Every entry below should be repeated exactly; the pictures should not.

--- Begin MATERIAL SUPPLIED ---

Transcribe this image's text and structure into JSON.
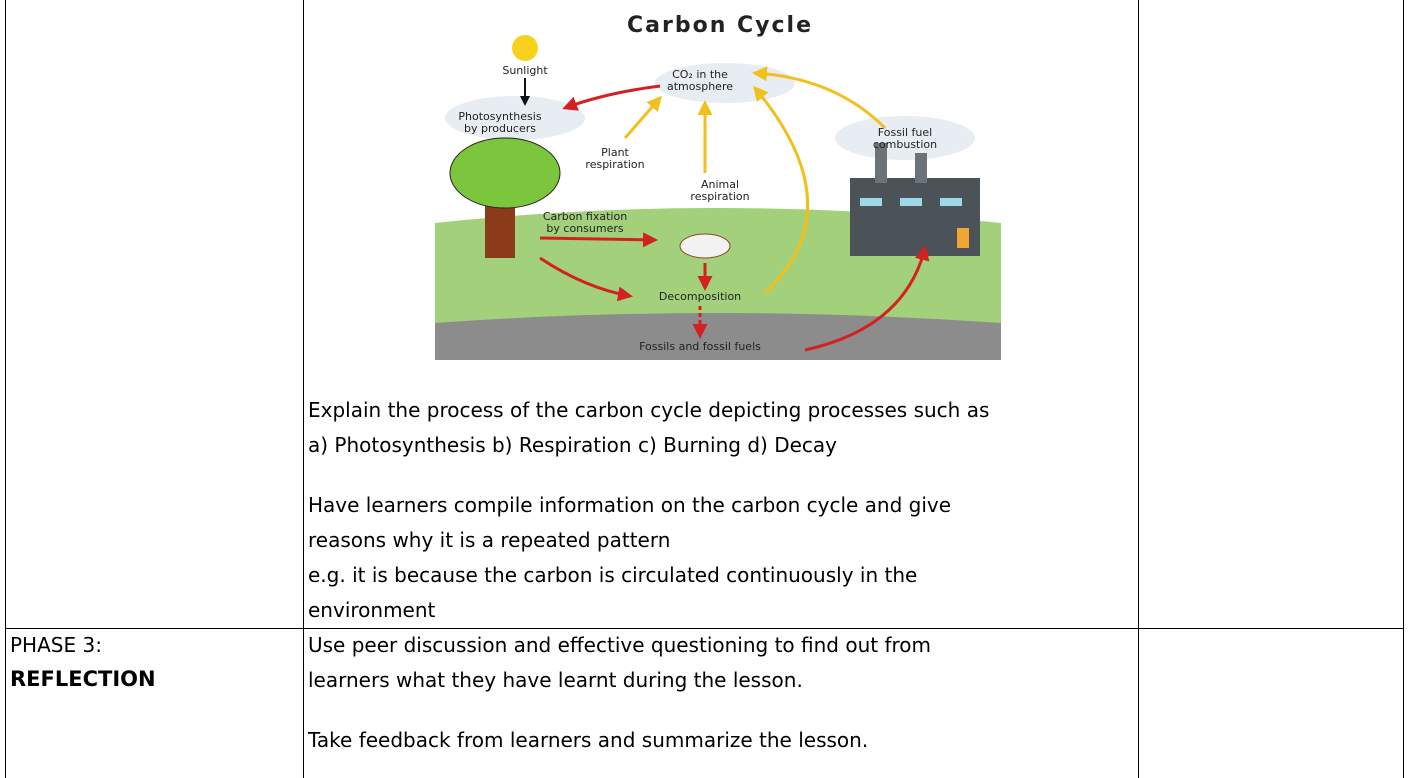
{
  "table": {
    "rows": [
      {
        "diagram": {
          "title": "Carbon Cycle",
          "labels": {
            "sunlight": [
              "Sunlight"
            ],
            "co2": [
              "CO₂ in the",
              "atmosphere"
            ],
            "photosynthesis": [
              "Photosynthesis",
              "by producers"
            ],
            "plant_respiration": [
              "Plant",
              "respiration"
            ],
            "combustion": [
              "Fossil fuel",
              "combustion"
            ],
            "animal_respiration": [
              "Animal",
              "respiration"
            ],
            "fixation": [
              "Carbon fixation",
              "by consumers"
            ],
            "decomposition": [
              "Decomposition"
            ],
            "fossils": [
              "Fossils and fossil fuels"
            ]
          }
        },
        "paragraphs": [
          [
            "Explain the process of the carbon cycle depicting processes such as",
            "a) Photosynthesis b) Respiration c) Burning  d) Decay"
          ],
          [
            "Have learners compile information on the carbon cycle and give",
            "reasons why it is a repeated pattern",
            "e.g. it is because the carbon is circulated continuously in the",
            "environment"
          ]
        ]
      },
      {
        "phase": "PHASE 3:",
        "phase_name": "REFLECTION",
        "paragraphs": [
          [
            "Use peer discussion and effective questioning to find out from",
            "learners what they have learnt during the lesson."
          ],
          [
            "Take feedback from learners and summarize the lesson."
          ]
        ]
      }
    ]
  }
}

--- End MATERIAL SUPPLIED ---

__RESPONSE__
Transcribe this image's text and structure into JSON.
{
  "table": {
    "rows": [
      {
        "diagram": {
          "title": "Carbon Cycle",
          "labels": {
            "sunlight": [
              "Sunlight"
            ],
            "co2": [
              "CO₂ in the",
              "atmosphere"
            ],
            "photosynthesis": [
              "Photosynthesis",
              "by producers"
            ],
            "plant_respiration": [
              "Plant",
              "respiration"
            ],
            "combustion": [
              "Fossil fuel",
              "combustion"
            ],
            "animal_respiration": [
              "Animal",
              "respiration"
            ],
            "fixation": [
              "Carbon fixation",
              "by consumers"
            ],
            "decomposition": [
              "Decomposition"
            ],
            "fossils": [
              "Fossils and fossil fuels"
            ]
          }
        },
        "paragraphs": [
          [
            "Explain the process of the carbon cycle depicting processes such as",
            "a) Photosynthesis b) Respiration c) Burning  d) Decay"
          ],
          [
            "Have learners compile information on the carbon cycle and give",
            "reasons why it is a repeated pattern",
            "e.g. it is because the carbon is circulated continuously in the",
            "environment"
          ]
        ]
      },
      {
        "phase": "PHASE 3:",
        "phase_name": "REFLECTION",
        "paragraphs": [
          [
            "Use peer discussion and effective questioning to find out from",
            "learners what they have learnt during the lesson."
          ],
          [
            "Take feedback from learners and summarize the lesson."
          ]
        ]
      }
    ]
  }
}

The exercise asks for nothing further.